## Exercise details
In the data below, find every line that has the string "structure", and copy it.

Stored entries

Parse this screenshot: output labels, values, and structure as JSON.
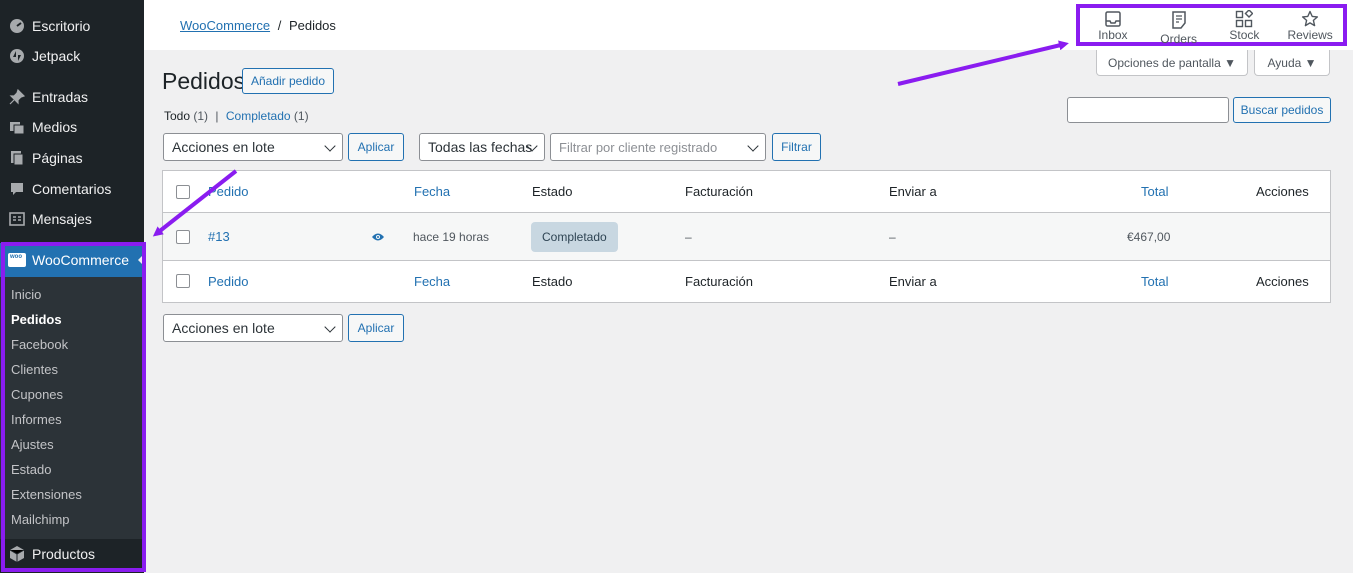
{
  "sidebar": {
    "top_items": [
      {
        "label": "Escritorio",
        "icon": "dashboard-icon"
      },
      {
        "label": "Jetpack",
        "icon": "jetpack-icon"
      },
      {
        "label": "Entradas",
        "icon": "pin-icon"
      },
      {
        "label": "Medios",
        "icon": "media-icon"
      },
      {
        "label": "Páginas",
        "icon": "pages-icon"
      },
      {
        "label": "Comentarios",
        "icon": "comments-icon"
      },
      {
        "label": "Mensajes",
        "icon": "messages-icon"
      }
    ],
    "woocommerce_label": "WooCommerce",
    "submenu": [
      "Inicio",
      "Pedidos",
      "Facebook",
      "Clientes",
      "Cupones",
      "Informes",
      "Ajustes",
      "Estado",
      "Extensiones",
      "Mailchimp"
    ],
    "products_label": "Productos",
    "highlight_color": "#8a1cf0"
  },
  "header": {
    "breadcrumb_link": "WooCommerce",
    "breadcrumb_sep": "/",
    "breadcrumb_current": "Pedidos",
    "activity": [
      {
        "label": "Inbox",
        "icon": "inbox-icon"
      },
      {
        "label": "Orders",
        "icon": "orders-icon"
      },
      {
        "label": "Stock",
        "icon": "stock-icon"
      },
      {
        "label": "Reviews",
        "icon": "star-icon"
      }
    ]
  },
  "screen_options": {
    "label": "Opciones de pantalla ▼",
    "help": "Ayuda ▼"
  },
  "page": {
    "title": "Pedidos",
    "add_button": "Añadir pedido",
    "filter_all": "Todo",
    "filter_all_count": "(1)",
    "filter_sep": "|",
    "filter_completed": "Completado",
    "filter_completed_count": "(1)",
    "search_value": "",
    "search_button": "Buscar pedidos",
    "bulk_actions": "Acciones en lote",
    "apply": "Aplicar",
    "all_dates": "Todas las fechas",
    "customer_placeholder": "Filtrar por cliente registrado",
    "filter_button": "Filtrar"
  },
  "table": {
    "columns": [
      "Pedido",
      "Fecha",
      "Estado",
      "Facturación",
      "Enviar a",
      "Total",
      "Acciones"
    ],
    "rows": [
      {
        "order": "#13",
        "date": "hace 19 horas",
        "status": "Completado",
        "billing": "–",
        "ship_to": "–",
        "total": "€467,00"
      }
    ]
  },
  "colors": {
    "accent": "#2271b1",
    "annotation": "#8a1cf0",
    "sidebar": "#1d2327"
  }
}
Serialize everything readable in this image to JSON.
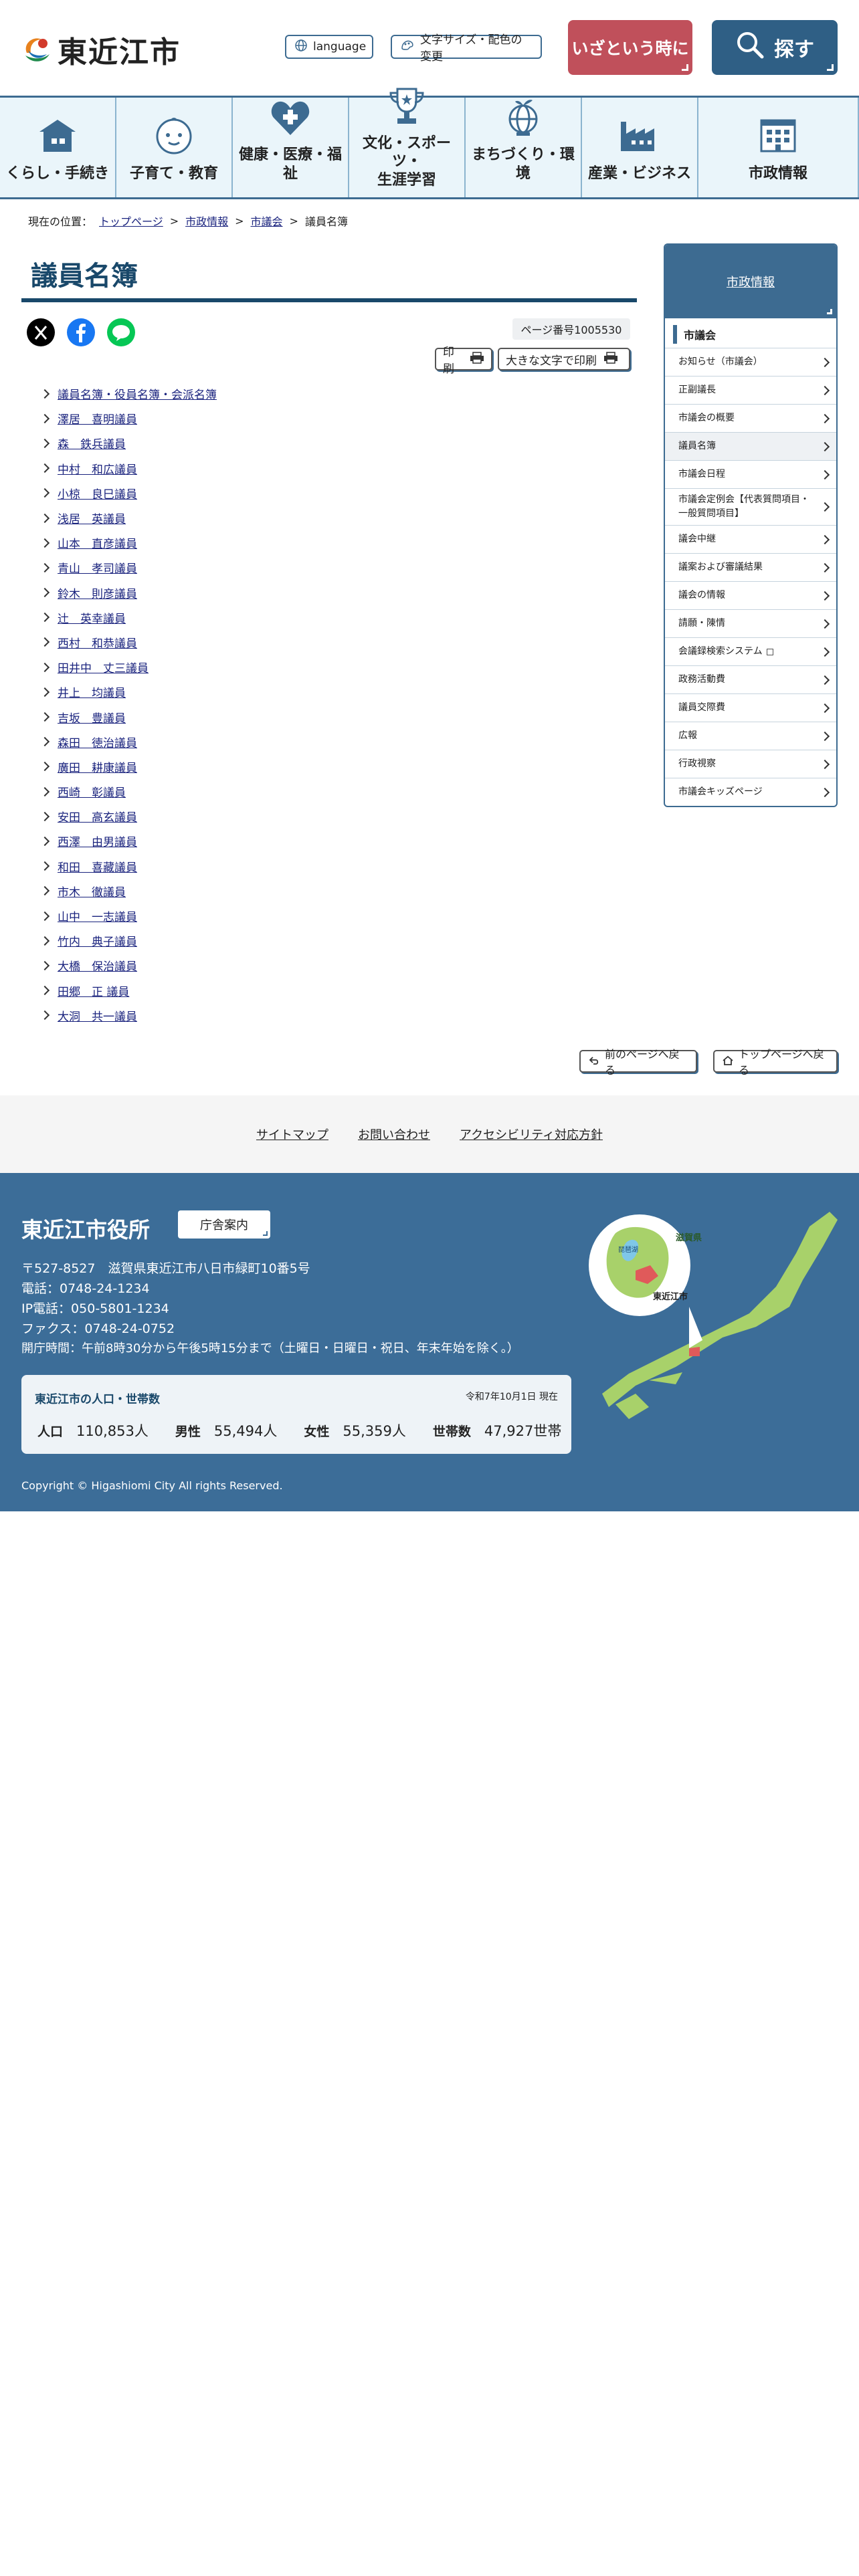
{
  "site": {
    "logo_text": "東近江市"
  },
  "header": {
    "language_label": "language",
    "fontsize_label": "文字サイズ・配色の変更",
    "emergency_label": "いざという時に",
    "search_label": "探す"
  },
  "gnav": [
    {
      "label": "くらし・手続き",
      "icon": "house-icon"
    },
    {
      "label": "子育て・教育",
      "icon": "baby-icon"
    },
    {
      "label": "健康・医療・福祉",
      "icon": "heart-icon"
    },
    {
      "label": "文化・スポーツ・\n生涯学習",
      "icon": "trophy-icon"
    },
    {
      "label": "まちづくり・環境",
      "icon": "globe-icon"
    },
    {
      "label": "産業・ビジネス",
      "icon": "factory-icon"
    },
    {
      "label": "市政情報",
      "icon": "building-icon"
    }
  ],
  "breadcrumb": {
    "prefix": "現在の位置：",
    "items": [
      "トップページ",
      "市政情報",
      "市議会"
    ],
    "current": "議員名簿",
    "sep": ">"
  },
  "page": {
    "title": "議員名簿",
    "page_number": "ページ番号1005530",
    "print_label": "印刷",
    "print_large_label": "大きな文字で印刷"
  },
  "members": [
    "議員名簿・役員名簿・会派名簿",
    "澤居　喜明議員",
    "森　鉄兵議員",
    "中村　和広議員",
    "小椋　良巳議員",
    "浅居　英議員",
    "山本　直彦議員",
    "青山　孝司議員",
    "鈴木　則彦議員",
    "辻　英幸議員",
    "西村　和恭議員",
    "田井中　丈三議員",
    "井上　均議員",
    "吉坂　豊議員",
    "森田　徳治議員",
    "廣田　耕康議員",
    "西崎　彰議員",
    "安田　高玄議員",
    "西澤　由男議員",
    "和田　喜藏議員",
    "市木　徹議員",
    "山中　一志議員",
    "竹内　典子議員",
    "大橋　保治議員",
    "田郷　正 議員",
    "大洞　共一議員"
  ],
  "sidebar": {
    "head": "市政情報",
    "sub": "市議会",
    "items": [
      {
        "label": "お知らせ（市議会）",
        "ext": false
      },
      {
        "label": "正副議長",
        "ext": false
      },
      {
        "label": "市議会の概要",
        "ext": false
      },
      {
        "label": "議員名簿",
        "ext": false,
        "active": true
      },
      {
        "label": "市議会日程",
        "ext": false
      },
      {
        "label": "市議会定例会【代表質問項目・一般質問項目】",
        "ext": false
      },
      {
        "label": "議会中継",
        "ext": false
      },
      {
        "label": "議案および審議結果",
        "ext": false
      },
      {
        "label": "議会の情報",
        "ext": false
      },
      {
        "label": "請願・陳情",
        "ext": false
      },
      {
        "label": "会議録検索システム",
        "ext": true
      },
      {
        "label": "政務活動費",
        "ext": false
      },
      {
        "label": "議員交際費",
        "ext": false
      },
      {
        "label": "広報",
        "ext": false
      },
      {
        "label": "行政視察",
        "ext": false
      },
      {
        "label": "市議会キッズページ",
        "ext": false
      }
    ]
  },
  "page_nav": {
    "back": "前のページへ戻る",
    "top": "トップページへ戻る"
  },
  "footer_links": [
    "サイトマップ",
    "お問い合わせ",
    "アクセシビリティ対応方針"
  ],
  "footer": {
    "title": "東近江市役所",
    "guide_btn": "庁舎案内",
    "address": "〒527-8527　滋賀県東近江市八日市緑町10番5号",
    "tel": "電話：0748-24-1234",
    "ip_tel": "IP電話：050-5801-1234",
    "fax": "ファクス：0748-24-0752",
    "hours": "開庁時間：午前8時30分から午後5時15分まで（土曜日・日曜日・祝日、年末年始を除く。）",
    "map": {
      "pref": "滋賀県",
      "lake": "琵琶湖",
      "city": "東近江市"
    },
    "population": {
      "title": "東近江市の人口・世帯数",
      "date": "令和7年10月1日 現在",
      "pop_label": "人口",
      "pop_value": "110,853人",
      "male_label": "男性",
      "male_value": "55,494人",
      "female_label": "女性",
      "female_value": "55,359人",
      "house_label": "世帯数",
      "house_value": "47,927世帯"
    },
    "copyright": "Copyright © Higashiomi City All rights Reserved."
  },
  "colors": {
    "primary": "#3d6b91",
    "title": "#19486a",
    "emergency": "#c0505b",
    "search": "#2f5f85",
    "footer": "#3c6d98"
  }
}
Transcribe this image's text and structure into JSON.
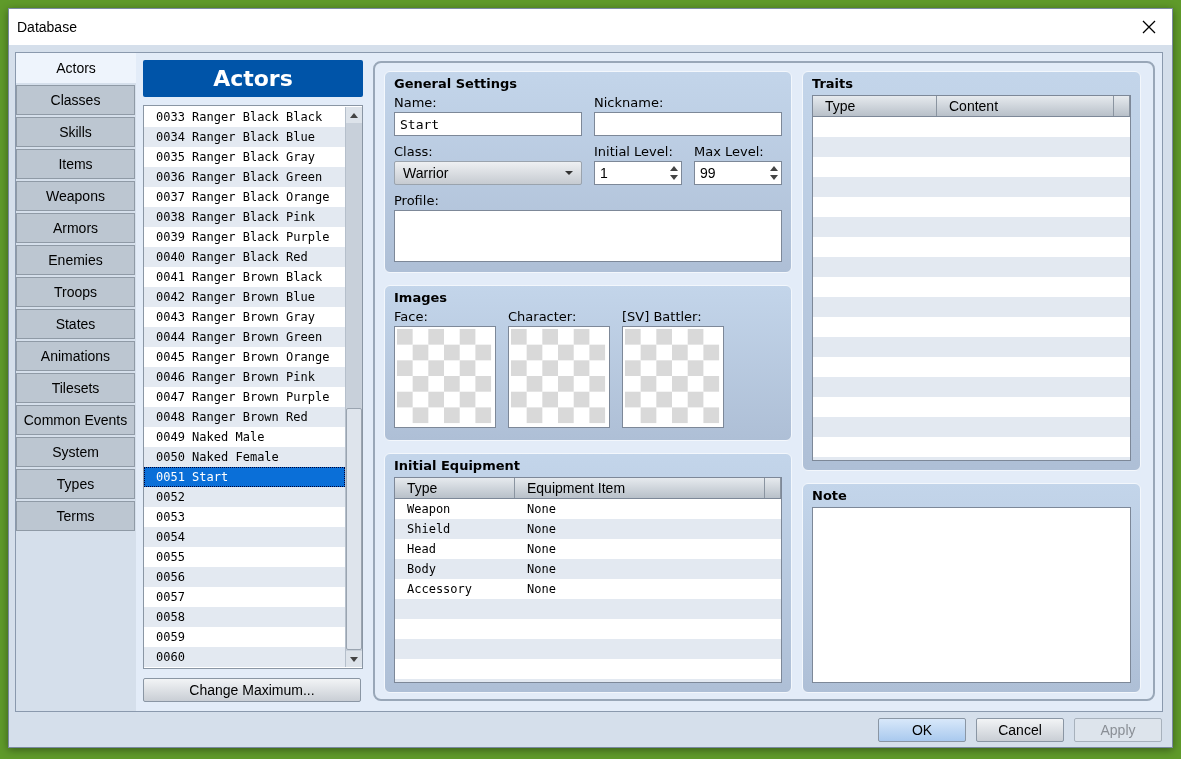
{
  "window": {
    "title": "Database"
  },
  "tabs": [
    {
      "label": "Actors",
      "selected": true
    },
    {
      "label": "Classes",
      "selected": false
    },
    {
      "label": "Skills",
      "selected": false
    },
    {
      "label": "Items",
      "selected": false
    },
    {
      "label": "Weapons",
      "selected": false
    },
    {
      "label": "Armors",
      "selected": false
    },
    {
      "label": "Enemies",
      "selected": false
    },
    {
      "label": "Troops",
      "selected": false
    },
    {
      "label": "States",
      "selected": false
    },
    {
      "label": "Animations",
      "selected": false
    },
    {
      "label": "Tilesets",
      "selected": false
    },
    {
      "label": "Common Events",
      "selected": false
    },
    {
      "label": "System",
      "selected": false
    },
    {
      "label": "Types",
      "selected": false
    },
    {
      "label": "Terms",
      "selected": false
    }
  ],
  "list": {
    "title": "Actors",
    "items": [
      {
        "label": "0033 Ranger Black Black",
        "selected": false
      },
      {
        "label": "0034 Ranger Black Blue",
        "selected": false
      },
      {
        "label": "0035 Ranger Black Gray",
        "selected": false
      },
      {
        "label": "0036 Ranger Black Green",
        "selected": false
      },
      {
        "label": "0037 Ranger Black Orange",
        "selected": false
      },
      {
        "label": "0038 Ranger Black Pink",
        "selected": false
      },
      {
        "label": "0039 Ranger Black Purple",
        "selected": false
      },
      {
        "label": "0040 Ranger Black Red",
        "selected": false
      },
      {
        "label": "0041 Ranger Brown Black",
        "selected": false
      },
      {
        "label": "0042 Ranger Brown Blue",
        "selected": false
      },
      {
        "label": "0043 Ranger Brown Gray",
        "selected": false
      },
      {
        "label": "0044 Ranger Brown Green",
        "selected": false
      },
      {
        "label": "0045 Ranger Brown Orange",
        "selected": false
      },
      {
        "label": "0046 Ranger Brown Pink",
        "selected": false
      },
      {
        "label": "0047 Ranger Brown Purple",
        "selected": false
      },
      {
        "label": "0048 Ranger Brown Red",
        "selected": false
      },
      {
        "label": "0049 Naked Male",
        "selected": false
      },
      {
        "label": "0050 Naked Female",
        "selected": false
      },
      {
        "label": "0051 Start",
        "selected": true
      },
      {
        "label": "0052",
        "selected": false
      },
      {
        "label": "0053",
        "selected": false
      },
      {
        "label": "0054",
        "selected": false
      },
      {
        "label": "0055",
        "selected": false
      },
      {
        "label": "0056",
        "selected": false
      },
      {
        "label": "0057",
        "selected": false
      },
      {
        "label": "0058",
        "selected": false
      },
      {
        "label": "0059",
        "selected": false
      },
      {
        "label": "0060",
        "selected": false
      }
    ],
    "button": "Change Maximum..."
  },
  "general_settings": {
    "title": "General Settings",
    "name": {
      "label": "Name:",
      "value": "Start"
    },
    "nickname": {
      "label": "Nickname:"
    },
    "class": {
      "label": "Class:",
      "value": "Warrior"
    },
    "initial_level": {
      "label": "Initial Level:",
      "value": "1"
    },
    "max_level": {
      "label": "Max Level:",
      "value": "99"
    },
    "profile": {
      "label": "Profile:"
    }
  },
  "images": {
    "title": "Images",
    "slots": [
      "Face:",
      "Character:",
      "[SV] Battler:"
    ]
  },
  "initial_equipment": {
    "title": "Initial Equipment",
    "columns": [
      "Type",
      "Equipment Item"
    ],
    "rows": [
      [
        "Weapon",
        "None"
      ],
      [
        "Shield",
        "None"
      ],
      [
        "Head",
        "None"
      ],
      [
        "Body",
        "None"
      ],
      [
        "Accessory",
        "None"
      ]
    ]
  },
  "traits": {
    "title": "Traits",
    "columns": [
      "Type",
      "Content"
    ]
  },
  "note": {
    "title": "Note"
  },
  "buttons": [
    {
      "label": "OK",
      "default": true,
      "disabled": false
    },
    {
      "label": "Cancel",
      "default": false,
      "disabled": false
    },
    {
      "label": "Apply",
      "default": false,
      "disabled": true
    }
  ]
}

## Task output
Parse this screenshot: output labels, values, and structure as JSON.
Transcribe this image's text and structure into JSON.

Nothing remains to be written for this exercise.